▶ TRY IT
Give back the entries exactly as they read, leaving each image out.

▶ RECORDS FOR THIS EXERCISE
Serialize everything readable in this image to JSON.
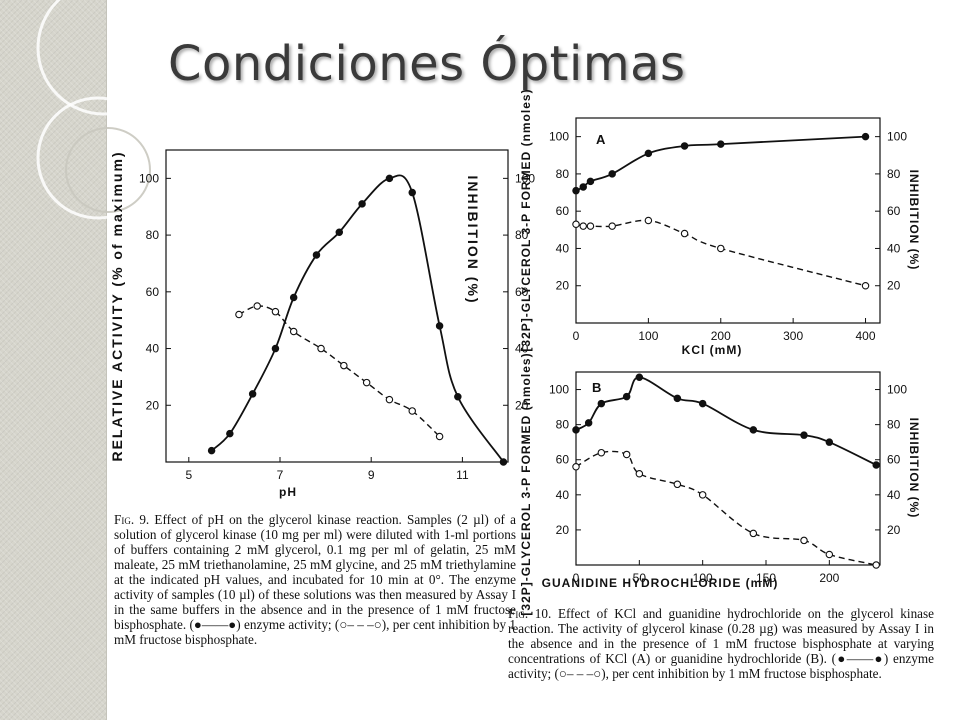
{
  "slide": {
    "title": "Condiciones Óptimas"
  },
  "theme": {
    "sidebar_color": "#d6d5cc",
    "ring_color": "#ffffff",
    "title_color": "#3a3a3a",
    "ink_color": "#111111"
  },
  "captions": {
    "fig9": {
      "number": "Fig. 9.",
      "text": "Effect of pH on the glycerol kinase reaction. Samples (2 µl) of a solution of glycerol kinase (10 mg per ml) were diluted with 1-ml portions of buffers containing 2 mM glycerol, 0.1 mg per ml of gelatin, 25 mM maleate, 25 mM triethanolamine, 25 mM glycine, and 25 mM triethylamine at the indicated pH values, and incubated for 10 min at 0°. The enzyme activity of samples (10 µl) of these solutions was then measured by Assay I in the same buffers in the absence and in the presence of 1 mM fructose bisphosphate. (●——●) enzyme activity; (○– – –○), per cent inhibition by 1 mM fructose bisphosphate."
    },
    "fig10": {
      "number": "Fig. 10.",
      "text": "Effect of KCl and guanidine hydrochloride on the glycerol kinase reaction. The activity of glycerol kinase (0.28 µg) was measured by Assay I in the absence and in the presence of 1 mM fructose bisphosphate at varying concentrations of KCl (A) or guanidine hydrochloride (B). (●——●) enzyme activity; (○– – –○), per cent inhibition by 1 mM fructose bisphosphate."
    }
  },
  "chart_data": [
    {
      "id": "fig9",
      "type": "line",
      "title": "",
      "xlabel": "pH",
      "ylabel_left": "RELATIVE ACTIVITY (% of maximum)",
      "ylabel_right": "INHIBITION (%)",
      "xlim": [
        4.5,
        12
      ],
      "ylim_left": [
        0,
        110
      ],
      "ylim_right": [
        0,
        110
      ],
      "x_ticks": [
        5,
        7,
        9,
        11
      ],
      "y_ticks_left": [
        20,
        40,
        60,
        80,
        100
      ],
      "y_ticks_right": [
        20,
        40,
        60,
        80,
        100
      ],
      "grid": false,
      "series": [
        {
          "role": "activity",
          "marker": "filled-circle",
          "line": "solid",
          "axis": "left",
          "points": [
            [
              5.5,
              4
            ],
            [
              5.9,
              10
            ],
            [
              6.4,
              24
            ],
            [
              6.9,
              40
            ],
            [
              7.3,
              58
            ],
            [
              7.8,
              73
            ],
            [
              8.3,
              81
            ],
            [
              8.8,
              91
            ],
            [
              9.4,
              100
            ],
            [
              9.9,
              95
            ],
            [
              10.5,
              48
            ],
            [
              10.9,
              23
            ],
            [
              11.9,
              0
            ]
          ]
        },
        {
          "role": "inhibition",
          "marker": "open-circle",
          "line": "dashed",
          "axis": "right",
          "points": [
            [
              6.1,
              52
            ],
            [
              6.5,
              55
            ],
            [
              6.9,
              53
            ],
            [
              7.3,
              46
            ],
            [
              7.9,
              40
            ],
            [
              8.4,
              34
            ],
            [
              8.9,
              28
            ],
            [
              9.4,
              22
            ],
            [
              9.9,
              18
            ],
            [
              10.5,
              9
            ]
          ]
        }
      ]
    },
    {
      "id": "fig10a",
      "type": "line",
      "panel": "A",
      "title": "",
      "xlabel": "KCl (mM)",
      "ylabel_left": "[32P]-GLYCEROL 3-P FORMED (nmoles)",
      "ylabel_right": "INHIBITION (%)",
      "xlim": [
        0,
        420
      ],
      "ylim_left": [
        0,
        110
      ],
      "ylim_right": [
        0,
        110
      ],
      "x_ticks": [
        0,
        100,
        200,
        300,
        400
      ],
      "y_ticks_left": [
        20,
        40,
        60,
        80,
        100
      ],
      "y_ticks_right": [
        20,
        40,
        60,
        80,
        100
      ],
      "grid": false,
      "series": [
        {
          "role": "activity",
          "marker": "filled-circle",
          "line": "solid",
          "axis": "left",
          "points": [
            [
              0,
              71
            ],
            [
              10,
              73
            ],
            [
              20,
              76
            ],
            [
              50,
              80
            ],
            [
              100,
              91
            ],
            [
              150,
              95
            ],
            [
              200,
              96
            ],
            [
              400,
              100
            ]
          ]
        },
        {
          "role": "inhibition",
          "marker": "open-circle",
          "line": "dashed",
          "axis": "right",
          "points": [
            [
              0,
              53
            ],
            [
              10,
              52
            ],
            [
              20,
              52
            ],
            [
              50,
              52
            ],
            [
              100,
              55
            ],
            [
              150,
              48
            ],
            [
              200,
              40
            ],
            [
              400,
              20
            ]
          ]
        }
      ]
    },
    {
      "id": "fig10b",
      "type": "line",
      "panel": "B",
      "title": "",
      "xlabel": "GUANIDINE HYDROCHLORIDE (mM)",
      "ylabel_left": "[32P]-GLYCEROL 3-P FORMED (nmoles)",
      "ylabel_right": "INHIBITION (%)",
      "xlim": [
        0,
        240
      ],
      "ylim_left": [
        0,
        110
      ],
      "ylim_right": [
        0,
        110
      ],
      "x_ticks": [
        0,
        50,
        100,
        150,
        200
      ],
      "y_ticks_left": [
        20,
        40,
        60,
        80,
        100
      ],
      "y_ticks_right": [
        20,
        40,
        60,
        80,
        100
      ],
      "grid": false,
      "series": [
        {
          "role": "activity",
          "marker": "filled-circle",
          "line": "solid",
          "axis": "left",
          "points": [
            [
              0,
              77
            ],
            [
              10,
              81
            ],
            [
              20,
              92
            ],
            [
              40,
              96
            ],
            [
              50,
              107
            ],
            [
              80,
              95
            ],
            [
              100,
              92
            ],
            [
              140,
              77
            ],
            [
              180,
              74
            ],
            [
              200,
              70
            ],
            [
              237,
              57
            ]
          ]
        },
        {
          "role": "inhibition",
          "marker": "open-circle",
          "line": "dashed",
          "axis": "right",
          "points": [
            [
              0,
              56
            ],
            [
              20,
              64
            ],
            [
              40,
              63
            ],
            [
              50,
              52
            ],
            [
              80,
              46
            ],
            [
              100,
              40
            ],
            [
              140,
              18
            ],
            [
              180,
              14
            ],
            [
              200,
              6
            ],
            [
              237,
              0
            ]
          ]
        }
      ]
    }
  ]
}
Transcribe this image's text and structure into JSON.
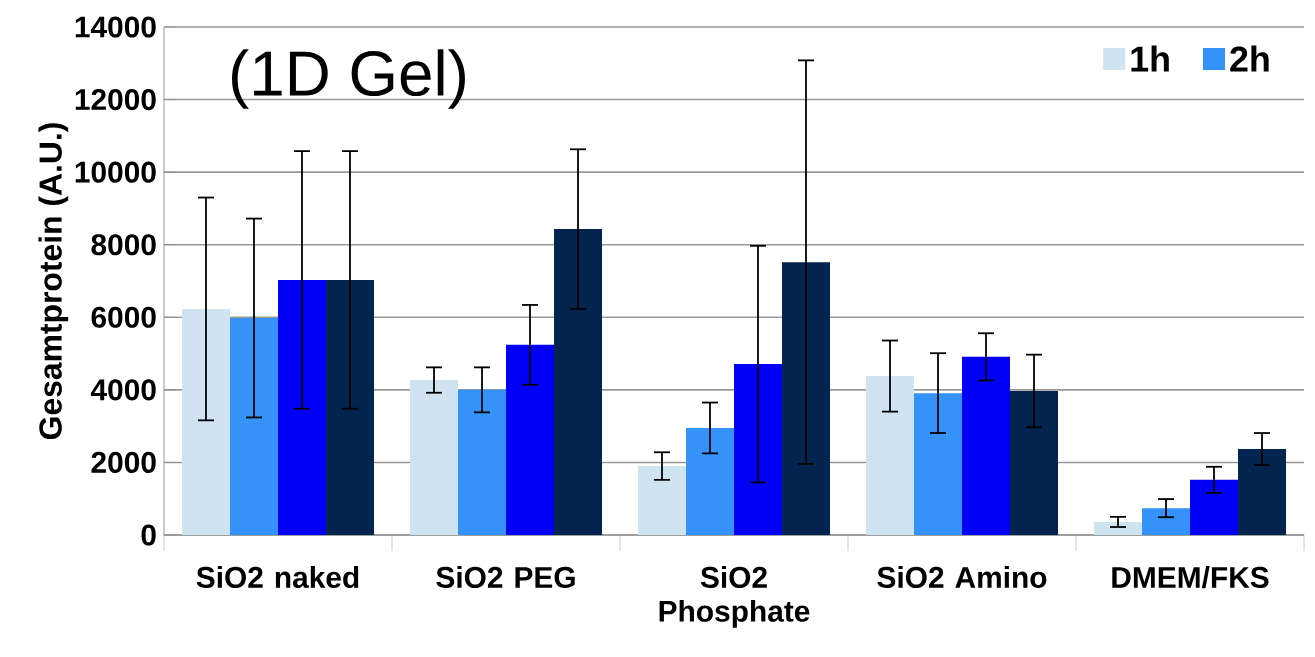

▶ FINISHED EXERCISE
Serialize everything readable in this image to JSON.
{
  "slide": {
    "title": "Condiciones Óptimas"
  },
  "theme": {
    "sidebar_color": "#d6d5cc",
    "ring_color": "#ffffff",
    "title_color": "#3a3a3a",
    "ink_color": "#111111"
  },
  "captions": {
    "fig9": {
      "number": "Fig. 9.",
      "text": "Effect of pH on the glycerol kinase reaction. Samples (2 µl) of a solution of glycerol kinase (10 mg per ml) were diluted with 1-ml portions of buffers containing 2 mM glycerol, 0.1 mg per ml of gelatin, 25 mM maleate, 25 mM triethanolamine, 25 mM glycine, and 25 mM triethylamine at the indicated pH values, and incubated for 10 min at 0°. The enzyme activity of samples (10 µl) of these solutions was then measured by Assay I in the same buffers in the absence and in the presence of 1 mM fructose bisphosphate. (●——●) enzyme activity; (○– – –○), per cent inhibition by 1 mM fructose bisphosphate."
    },
    "fig10": {
      "number": "Fig. 10.",
      "text": "Effect of KCl and guanidine hydrochloride on the glycerol kinase reaction. The activity of glycerol kinase (0.28 µg) was measured by Assay I in the absence and in the presence of 1 mM fructose bisphosphate at varying concentrations of KCl (A) or guanidine hydrochloride (B). (●——●) enzyme activity; (○– – –○), per cent inhibition by 1 mM fructose bisphosphate."
    }
  },
  "chart_data": [
    {
      "id": "fig9",
      "type": "line",
      "title": "",
      "xlabel": "pH",
      "ylabel_left": "RELATIVE ACTIVITY (% of maximum)",
      "ylabel_right": "INHIBITION (%)",
      "xlim": [
        4.5,
        12
      ],
      "ylim_left": [
        0,
        110
      ],
      "ylim_right": [
        0,
        110
      ],
      "x_ticks": [
        5,
        7,
        9,
        11
      ],
      "y_ticks_left": [
        20,
        40,
        60,
        80,
        100
      ],
      "y_ticks_right": [
        20,
        40,
        60,
        80,
        100
      ],
      "grid": false,
      "series": [
        {
          "role": "activity",
          "marker": "filled-circle",
          "line": "solid",
          "axis": "left",
          "points": [
            [
              5.5,
              4
            ],
            [
              5.9,
              10
            ],
            [
              6.4,
              24
            ],
            [
              6.9,
              40
            ],
            [
              7.3,
              58
            ],
            [
              7.8,
              73
            ],
            [
              8.3,
              81
            ],
            [
              8.8,
              91
            ],
            [
              9.4,
              100
            ],
            [
              9.9,
              95
            ],
            [
              10.5,
              48
            ],
            [
              10.9,
              23
            ],
            [
              11.9,
              0
            ]
          ]
        },
        {
          "role": "inhibition",
          "marker": "open-circle",
          "line": "dashed",
          "axis": "right",
          "points": [
            [
              6.1,
              52
            ],
            [
              6.5,
              55
            ],
            [
              6.9,
              53
            ],
            [
              7.3,
              46
            ],
            [
              7.9,
              40
            ],
            [
              8.4,
              34
            ],
            [
              8.9,
              28
            ],
            [
              9.4,
              22
            ],
            [
              9.9,
              18
            ],
            [
              10.5,
              9
            ]
          ]
        }
      ]
    },
    {
      "id": "fig10a",
      "type": "line",
      "panel": "A",
      "title": "",
      "xlabel": "KCl (mM)",
      "ylabel_left": "[32P]-GLYCEROL 3-P FORMED (nmoles)",
      "ylabel_right": "INHIBITION (%)",
      "xlim": [
        0,
        420
      ],
      "ylim_left": [
        0,
        110
      ],
      "ylim_right": [
        0,
        110
      ],
      "x_ticks": [
        0,
        100,
        200,
        300,
        400
      ],
      "y_ticks_left": [
        20,
        40,
        60,
        80,
        100
      ],
      "y_ticks_right": [
        20,
        40,
        60,
        80,
        100
      ],
      "grid": false,
      "series": [
        {
          "role": "activity",
          "marker": "filled-circle",
          "line": "solid",
          "axis": "left",
          "points": [
            [
              0,
              71
            ],
            [
              10,
              73
            ],
            [
              20,
              76
            ],
            [
              50,
              80
            ],
            [
              100,
              91
            ],
            [
              150,
              95
            ],
            [
              200,
              96
            ],
            [
              400,
              100
            ]
          ]
        },
        {
          "role": "inhibition",
          "marker": "open-circle",
          "line": "dashed",
          "axis": "right",
          "points": [
            [
              0,
              53
            ],
            [
              10,
              52
            ],
            [
              20,
              52
            ],
            [
              50,
              52
            ],
            [
              100,
              55
            ],
            [
              150,
              48
            ],
            [
              200,
              40
            ],
            [
              400,
              20
            ]
          ]
        }
      ]
    },
    {
      "id": "fig10b",
      "type": "line",
      "panel": "B",
      "title": "",
      "xlabel": "GUANIDINE HYDROCHLORIDE (mM)",
      "ylabel_left": "[32P]-GLYCEROL 3-P FORMED (nmoles)",
      "ylabel_right": "INHIBITION (%)",
      "xlim": [
        0,
        240
      ],
      "ylim_left": [
        0,
        110
      ],
      "ylim_right": [
        0,
        110
      ],
      "x_ticks": [
        0,
        50,
        100,
        150,
        200
      ],
      "y_ticks_left": [
        20,
        40,
        60,
        80,
        100
      ],
      "y_ticks_right": [
        20,
        40,
        60,
        80,
        100
      ],
      "grid": false,
      "series": [
        {
          "role": "activity",
          "marker": "filled-circle",
          "line": "solid",
          "axis": "left",
          "points": [
            [
              0,
              77
            ],
            [
              10,
              81
            ],
            [
              20,
              92
            ],
            [
              40,
              96
            ],
            [
              50,
              107
            ],
            [
              80,
              95
            ],
            [
              100,
              92
            ],
            [
              140,
              77
            ],
            [
              180,
              74
            ],
            [
              200,
              70
            ],
            [
              237,
              57
            ]
          ]
        },
        {
          "role": "inhibition",
          "marker": "open-circle",
          "line": "dashed",
          "axis": "right",
          "points": [
            [
              0,
              56
            ],
            [
              20,
              64
            ],
            [
              40,
              63
            ],
            [
              50,
              52
            ],
            [
              80,
              46
            ],
            [
              100,
              40
            ],
            [
              140,
              18
            ],
            [
              180,
              14
            ],
            [
              200,
              6
            ],
            [
              237,
              0
            ]
          ]
        }
      ]
    }
  ]
}
Transcribe this image's text and structure into JSON.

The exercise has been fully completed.